• **Required task**: Please turn every line of the records below into a numbered list, leaving out blank lines.

• **Data for processing**:
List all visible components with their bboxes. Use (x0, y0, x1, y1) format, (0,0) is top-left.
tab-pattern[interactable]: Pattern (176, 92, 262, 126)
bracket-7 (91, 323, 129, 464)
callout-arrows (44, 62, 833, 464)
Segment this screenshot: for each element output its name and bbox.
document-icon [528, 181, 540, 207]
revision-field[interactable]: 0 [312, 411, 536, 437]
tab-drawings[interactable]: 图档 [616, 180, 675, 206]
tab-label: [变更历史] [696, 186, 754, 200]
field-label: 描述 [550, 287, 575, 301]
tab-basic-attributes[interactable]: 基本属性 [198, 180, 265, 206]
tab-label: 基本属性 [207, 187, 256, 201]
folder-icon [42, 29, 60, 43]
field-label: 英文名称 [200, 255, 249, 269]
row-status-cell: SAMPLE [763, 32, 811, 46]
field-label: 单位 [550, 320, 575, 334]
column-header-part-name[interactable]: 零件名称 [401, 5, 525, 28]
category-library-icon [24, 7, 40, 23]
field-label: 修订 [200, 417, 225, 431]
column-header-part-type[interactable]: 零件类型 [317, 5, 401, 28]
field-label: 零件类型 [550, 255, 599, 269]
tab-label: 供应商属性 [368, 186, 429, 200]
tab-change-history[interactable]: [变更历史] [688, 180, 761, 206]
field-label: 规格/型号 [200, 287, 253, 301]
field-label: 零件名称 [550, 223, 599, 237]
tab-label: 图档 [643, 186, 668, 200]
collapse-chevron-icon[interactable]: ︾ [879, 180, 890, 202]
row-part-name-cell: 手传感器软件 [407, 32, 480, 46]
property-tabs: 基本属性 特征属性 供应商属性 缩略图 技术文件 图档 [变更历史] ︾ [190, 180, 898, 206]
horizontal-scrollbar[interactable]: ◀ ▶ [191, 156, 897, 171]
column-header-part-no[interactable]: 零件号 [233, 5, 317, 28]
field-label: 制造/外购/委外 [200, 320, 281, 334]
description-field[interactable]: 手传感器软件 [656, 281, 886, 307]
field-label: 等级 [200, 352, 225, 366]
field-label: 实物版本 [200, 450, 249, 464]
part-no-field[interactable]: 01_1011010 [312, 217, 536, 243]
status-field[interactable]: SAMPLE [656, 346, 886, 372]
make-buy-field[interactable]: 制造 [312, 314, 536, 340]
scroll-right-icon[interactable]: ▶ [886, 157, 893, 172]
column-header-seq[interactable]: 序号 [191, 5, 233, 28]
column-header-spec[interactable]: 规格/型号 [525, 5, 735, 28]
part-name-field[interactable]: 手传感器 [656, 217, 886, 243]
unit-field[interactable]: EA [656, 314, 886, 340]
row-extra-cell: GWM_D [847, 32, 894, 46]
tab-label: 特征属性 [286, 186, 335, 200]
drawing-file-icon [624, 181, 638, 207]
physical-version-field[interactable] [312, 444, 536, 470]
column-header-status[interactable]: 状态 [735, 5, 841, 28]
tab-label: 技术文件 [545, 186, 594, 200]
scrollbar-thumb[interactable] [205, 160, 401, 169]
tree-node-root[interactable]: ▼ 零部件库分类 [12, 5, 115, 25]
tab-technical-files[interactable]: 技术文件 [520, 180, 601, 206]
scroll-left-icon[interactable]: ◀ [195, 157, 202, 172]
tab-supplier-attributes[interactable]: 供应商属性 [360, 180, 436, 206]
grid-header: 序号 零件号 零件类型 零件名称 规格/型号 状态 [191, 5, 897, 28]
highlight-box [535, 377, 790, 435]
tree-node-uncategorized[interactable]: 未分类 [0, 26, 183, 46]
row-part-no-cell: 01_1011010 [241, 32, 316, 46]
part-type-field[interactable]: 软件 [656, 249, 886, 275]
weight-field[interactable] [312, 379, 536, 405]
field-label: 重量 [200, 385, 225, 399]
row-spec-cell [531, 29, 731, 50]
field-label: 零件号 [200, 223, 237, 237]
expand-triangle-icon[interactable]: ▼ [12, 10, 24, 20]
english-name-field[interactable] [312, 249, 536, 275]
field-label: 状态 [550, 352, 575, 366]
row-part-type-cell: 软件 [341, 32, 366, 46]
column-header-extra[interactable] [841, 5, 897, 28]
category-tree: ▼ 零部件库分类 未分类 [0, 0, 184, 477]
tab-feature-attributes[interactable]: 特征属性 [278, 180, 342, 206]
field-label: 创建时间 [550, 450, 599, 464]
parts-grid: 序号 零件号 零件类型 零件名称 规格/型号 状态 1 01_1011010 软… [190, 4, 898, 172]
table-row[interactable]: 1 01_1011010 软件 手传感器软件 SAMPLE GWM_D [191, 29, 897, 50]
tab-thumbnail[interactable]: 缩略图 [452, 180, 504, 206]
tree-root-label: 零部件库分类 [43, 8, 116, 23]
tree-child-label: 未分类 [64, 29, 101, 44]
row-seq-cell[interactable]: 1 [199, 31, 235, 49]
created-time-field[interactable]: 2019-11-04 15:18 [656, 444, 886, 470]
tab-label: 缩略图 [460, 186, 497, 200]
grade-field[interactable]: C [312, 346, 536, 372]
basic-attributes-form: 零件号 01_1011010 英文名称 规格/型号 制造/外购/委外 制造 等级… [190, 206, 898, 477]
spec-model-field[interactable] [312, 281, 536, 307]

• **Solution to this task**:
1. List all visible components with their bboxes. Use (x0, y0, x1, y1) format, (0,0) is top-left.
2. tab-pattern[interactable]: Pattern (176, 92, 262, 126)
3. bracket-7 (91, 323, 129, 464)
4. callout-arrows (44, 62, 833, 464)
5. Segment this screenshot: for each element output its name and bbox.
6. document-icon [528, 181, 540, 207]
7. revision-field[interactable]: 0 [312, 411, 536, 437]
8. tab-drawings[interactable]: 图档 [616, 180, 675, 206]
9. tab-label: [变更历史] [696, 186, 754, 200]
10. field-label: 描述 [550, 287, 575, 301]
11. tab-basic-attributes[interactable]: 基本属性 [198, 180, 265, 206]
12. tab-label: 基本属性 [207, 187, 256, 201]
13. folder-icon [42, 29, 60, 43]
14. field-label: 英文名称 [200, 255, 249, 269]
15. row-status-cell: SAMPLE [763, 32, 811, 46]
16. field-label: 单位 [550, 320, 575, 334]
17. column-header-part-name[interactable]: 零件名称 [401, 5, 525, 28]
18. category-library-icon [24, 7, 40, 23]
19. field-label: 修订 [200, 417, 225, 431]
20. column-header-part-type[interactable]: 零件类型 [317, 5, 401, 28]
21. field-label: 零件类型 [550, 255, 599, 269]
22. tab-label: 供应商属性 [368, 186, 429, 200]
23. tab-change-history[interactable]: [变更历史] [688, 180, 761, 206]
24. field-label: 规格/型号 [200, 287, 253, 301]
25. field-label: 零件名称 [550, 223, 599, 237]
26. tab-label: 图档 [643, 186, 668, 200]
27. collapse-chevron-icon[interactable]: ︾ [879, 180, 890, 202]
28. row-part-name-cell: 手传感器软件 [407, 32, 480, 46]
29. property-tabs: 基本属性 特征属性 供应商属性 缩略图 技术文件 图档 [变更历史] ︾ [190, 180, 898, 206]
30. horizontal-scrollbar[interactable]: ◀ ▶ [191, 156, 897, 171]
31. column-header-part-no[interactable]: 零件号 [233, 5, 317, 28]
32. field-label: 制造/外购/委外 [200, 320, 281, 334]
33. description-field[interactable]: 手传感器软件 [656, 281, 886, 307]
34. field-label: 等级 [200, 352, 225, 366]
35. field-label: 实物版本 [200, 450, 249, 464]
36. part-no-field[interactable]: 01_1011010 [312, 217, 536, 243]
37. status-field[interactable]: SAMPLE [656, 346, 886, 372]
38. make-buy-field[interactable]: 制造 [312, 314, 536, 340]
39. scroll-right-icon[interactable]: ▶ [886, 157, 893, 172]
40. column-header-seq[interactable]: 序号 [191, 5, 233, 28]
41. column-header-spec[interactable]: 规格/型号 [525, 5, 735, 28]
42. part-name-field[interactable]: 手传感器 [656, 217, 886, 243]
43. unit-field[interactable]: EA [656, 314, 886, 340]
44. row-extra-cell: GWM_D [847, 32, 894, 46]
45. tab-label: 特征属性 [286, 186, 335, 200]
46. drawing-file-icon [624, 181, 638, 207]
47. physical-version-field[interactable] [312, 444, 536, 470]
48. column-header-status[interactable]: 状态 [735, 5, 841, 28]
49. tab-label: 技术文件 [545, 186, 594, 200]
50. scrollbar-thumb[interactable] [205, 160, 401, 169]
51. tree-node-root[interactable]: ▼ 零部件库分类 [12, 5, 115, 25]
52. tab-technical-files[interactable]: 技术文件 [520, 180, 601, 206]
53. scroll-left-icon[interactable]: ◀ [195, 157, 202, 172]
54. tab-supplier-attributes[interactable]: 供应商属性 [360, 180, 436, 206]
55. grid-header: 序号 零件号 零件类型 零件名称 规格/型号 状态 [191, 5, 897, 28]
56. highlight-box [535, 377, 790, 435]
57. tree-node-uncategorized[interactable]: 未分类 [0, 26, 183, 46]
58. row-part-no-cell: 01_1011010 [241, 32, 316, 46]
59. part-type-field[interactable]: 软件 [656, 249, 886, 275]
60. weight-field[interactable] [312, 379, 536, 405]
61. field-label: 重量 [200, 385, 225, 399]
62. row-spec-cell [531, 29, 731, 50]
63. field-label: 零件号 [200, 223, 237, 237]
64. expand-triangle-icon[interactable]: ▼ [12, 10, 24, 20]
65. english-name-field[interactable] [312, 249, 536, 275]
66. field-label: 状态 [550, 352, 575, 366]
67. row-part-type-cell: 软件 [341, 32, 366, 46]
68. column-header-extra[interactable] [841, 5, 897, 28]
69. category-tree: ▼ 零部件库分类 未分类 [0, 0, 184, 477]
70. tab-feature-attributes[interactable]: 特征属性 [278, 180, 342, 206]
71. field-label: 创建时间 [550, 450, 599, 464]
72. parts-grid: 序号 零件号 零件类型 零件名称 规格/型号 状态 1 01_1011010 软… [190, 4, 898, 172]
73. table-row[interactable]: 1 01_1011010 软件 手传感器软件 SAMPLE GWM_D [191, 29, 897, 50]
74. tab-thumbnail[interactable]: 缩略图 [452, 180, 504, 206]
75. tree-root-label: 零部件库分类 [43, 8, 116, 23]
76. tree-child-label: 未分类 [64, 29, 101, 44]
77. row-seq-cell[interactable]: 1 [199, 31, 235, 49]
78. created-time-field[interactable]: 2019-11-04 15:18 [656, 444, 886, 470]
79. tab-label: 缩略图 [460, 186, 497, 200]
80. grade-field[interactable]: C [312, 346, 536, 372]
81. basic-attributes-form: 零件号 01_1011010 英文名称 规格/型号 制造/外购/委外 制造 等级… [190, 206, 898, 477]
82. spec-model-field[interactable] [312, 281, 536, 307]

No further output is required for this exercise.